TASK DIRECTIONS :: Copy every entry exactly.

DATASET ROWS ::

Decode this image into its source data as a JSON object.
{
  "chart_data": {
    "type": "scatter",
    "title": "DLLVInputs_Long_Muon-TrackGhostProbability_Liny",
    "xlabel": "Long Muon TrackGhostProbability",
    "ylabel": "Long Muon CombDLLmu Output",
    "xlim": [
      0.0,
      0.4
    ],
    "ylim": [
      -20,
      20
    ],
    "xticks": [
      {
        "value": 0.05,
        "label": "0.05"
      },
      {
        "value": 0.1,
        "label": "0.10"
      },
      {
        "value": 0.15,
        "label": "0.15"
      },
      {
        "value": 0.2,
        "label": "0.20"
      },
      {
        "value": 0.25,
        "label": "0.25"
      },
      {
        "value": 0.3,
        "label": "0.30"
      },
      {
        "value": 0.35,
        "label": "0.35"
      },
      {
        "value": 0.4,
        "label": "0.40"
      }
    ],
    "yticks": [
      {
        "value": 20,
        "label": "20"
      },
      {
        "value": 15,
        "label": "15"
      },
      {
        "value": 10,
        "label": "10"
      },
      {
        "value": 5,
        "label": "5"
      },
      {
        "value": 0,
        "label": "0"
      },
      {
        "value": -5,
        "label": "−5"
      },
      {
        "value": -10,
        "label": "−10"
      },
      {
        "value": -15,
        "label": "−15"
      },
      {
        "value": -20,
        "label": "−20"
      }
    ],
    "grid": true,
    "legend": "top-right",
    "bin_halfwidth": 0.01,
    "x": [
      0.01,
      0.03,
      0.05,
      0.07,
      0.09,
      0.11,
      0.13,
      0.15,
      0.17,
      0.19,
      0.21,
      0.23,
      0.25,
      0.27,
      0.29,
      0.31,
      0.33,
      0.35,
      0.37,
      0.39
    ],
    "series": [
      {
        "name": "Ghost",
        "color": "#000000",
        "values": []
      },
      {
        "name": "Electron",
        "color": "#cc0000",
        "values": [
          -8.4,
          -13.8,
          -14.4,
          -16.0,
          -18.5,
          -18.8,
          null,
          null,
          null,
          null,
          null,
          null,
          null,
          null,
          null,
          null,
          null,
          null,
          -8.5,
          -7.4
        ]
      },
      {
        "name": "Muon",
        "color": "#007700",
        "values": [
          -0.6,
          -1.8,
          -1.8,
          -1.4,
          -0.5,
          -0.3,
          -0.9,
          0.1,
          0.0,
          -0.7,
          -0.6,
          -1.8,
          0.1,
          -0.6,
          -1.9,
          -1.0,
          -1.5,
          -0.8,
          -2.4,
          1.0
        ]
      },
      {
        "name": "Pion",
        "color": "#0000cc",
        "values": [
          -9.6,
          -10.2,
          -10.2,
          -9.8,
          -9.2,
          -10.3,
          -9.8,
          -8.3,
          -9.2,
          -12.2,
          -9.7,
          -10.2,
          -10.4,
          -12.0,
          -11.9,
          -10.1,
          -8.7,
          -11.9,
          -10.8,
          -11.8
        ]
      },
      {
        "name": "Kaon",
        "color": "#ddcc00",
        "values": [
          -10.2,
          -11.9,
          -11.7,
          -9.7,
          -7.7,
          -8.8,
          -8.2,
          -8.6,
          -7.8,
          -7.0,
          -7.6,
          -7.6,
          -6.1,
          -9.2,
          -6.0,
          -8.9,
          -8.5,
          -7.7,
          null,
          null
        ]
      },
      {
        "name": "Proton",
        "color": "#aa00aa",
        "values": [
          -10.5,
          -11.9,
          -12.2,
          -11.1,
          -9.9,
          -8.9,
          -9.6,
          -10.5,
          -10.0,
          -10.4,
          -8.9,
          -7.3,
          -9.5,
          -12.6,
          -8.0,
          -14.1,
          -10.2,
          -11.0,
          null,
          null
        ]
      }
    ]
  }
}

RESPONSE TO THE EXERCISE ::
Decode this image into its source data as a JSON object.
{
  "chart_data": {
    "type": "scatter",
    "title": "DLLVInputs_Long_Muon-TrackGhostProbability_Liny",
    "xlabel": "Long Muon TrackGhostProbability",
    "ylabel": "Long Muon CombDLLmu Output",
    "xlim": [
      0.0,
      0.4
    ],
    "ylim": [
      -20,
      20
    ],
    "xticks": [
      {
        "value": 0.05,
        "label": "0.05"
      },
      {
        "value": 0.1,
        "label": "0.10"
      },
      {
        "value": 0.15,
        "label": "0.15"
      },
      {
        "value": 0.2,
        "label": "0.20"
      },
      {
        "value": 0.25,
        "label": "0.25"
      },
      {
        "value": 0.3,
        "label": "0.30"
      },
      {
        "value": 0.35,
        "label": "0.35"
      },
      {
        "value": 0.4,
        "label": "0.40"
      }
    ],
    "yticks": [
      {
        "value": 20,
        "label": "20"
      },
      {
        "value": 15,
        "label": "15"
      },
      {
        "value": 10,
        "label": "10"
      },
      {
        "value": 5,
        "label": "5"
      },
      {
        "value": 0,
        "label": "0"
      },
      {
        "value": -5,
        "label": "−5"
      },
      {
        "value": -10,
        "label": "−10"
      },
      {
        "value": -15,
        "label": "−15"
      },
      {
        "value": -20,
        "label": "−20"
      }
    ],
    "grid": true,
    "legend": "top-right",
    "bin_halfwidth": 0.01,
    "x": [
      0.01,
      0.03,
      0.05,
      0.07,
      0.09,
      0.11,
      0.13,
      0.15,
      0.17,
      0.19,
      0.21,
      0.23,
      0.25,
      0.27,
      0.29,
      0.31,
      0.33,
      0.35,
      0.37,
      0.39
    ],
    "series": [
      {
        "name": "Ghost",
        "color": "#000000",
        "values": []
      },
      {
        "name": "Electron",
        "color": "#cc0000",
        "values": [
          -8.4,
          -13.8,
          -14.4,
          -16.0,
          -18.5,
          -18.8,
          null,
          null,
          null,
          null,
          null,
          null,
          null,
          null,
          null,
          null,
          null,
          null,
          -8.5,
          -7.4
        ]
      },
      {
        "name": "Muon",
        "color": "#007700",
        "values": [
          -0.6,
          -1.8,
          -1.8,
          -1.4,
          -0.5,
          -0.3,
          -0.9,
          0.1,
          0.0,
          -0.7,
          -0.6,
          -1.8,
          0.1,
          -0.6,
          -1.9,
          -1.0,
          -1.5,
          -0.8,
          -2.4,
          1.0
        ]
      },
      {
        "name": "Pion",
        "color": "#0000cc",
        "values": [
          -9.6,
          -10.2,
          -10.2,
          -9.8,
          -9.2,
          -10.3,
          -9.8,
          -8.3,
          -9.2,
          -12.2,
          -9.7,
          -10.2,
          -10.4,
          -12.0,
          -11.9,
          -10.1,
          -8.7,
          -11.9,
          -10.8,
          -11.8
        ]
      },
      {
        "name": "Kaon",
        "color": "#ddcc00",
        "values": [
          -10.2,
          -11.9,
          -11.7,
          -9.7,
          -7.7,
          -8.8,
          -8.2,
          -8.6,
          -7.8,
          -7.0,
          -7.6,
          -7.6,
          -6.1,
          -9.2,
          -6.0,
          -8.9,
          -8.5,
          -7.7,
          null,
          null
        ]
      },
      {
        "name": "Proton",
        "color": "#aa00aa",
        "values": [
          -10.5,
          -11.9,
          -12.2,
          -11.1,
          -9.9,
          -8.9,
          -9.6,
          -10.5,
          -10.0,
          -10.4,
          -8.9,
          -7.3,
          -9.5,
          -12.6,
          -8.0,
          -14.1,
          -10.2,
          -11.0,
          null,
          null
        ]
      }
    ]
  }
}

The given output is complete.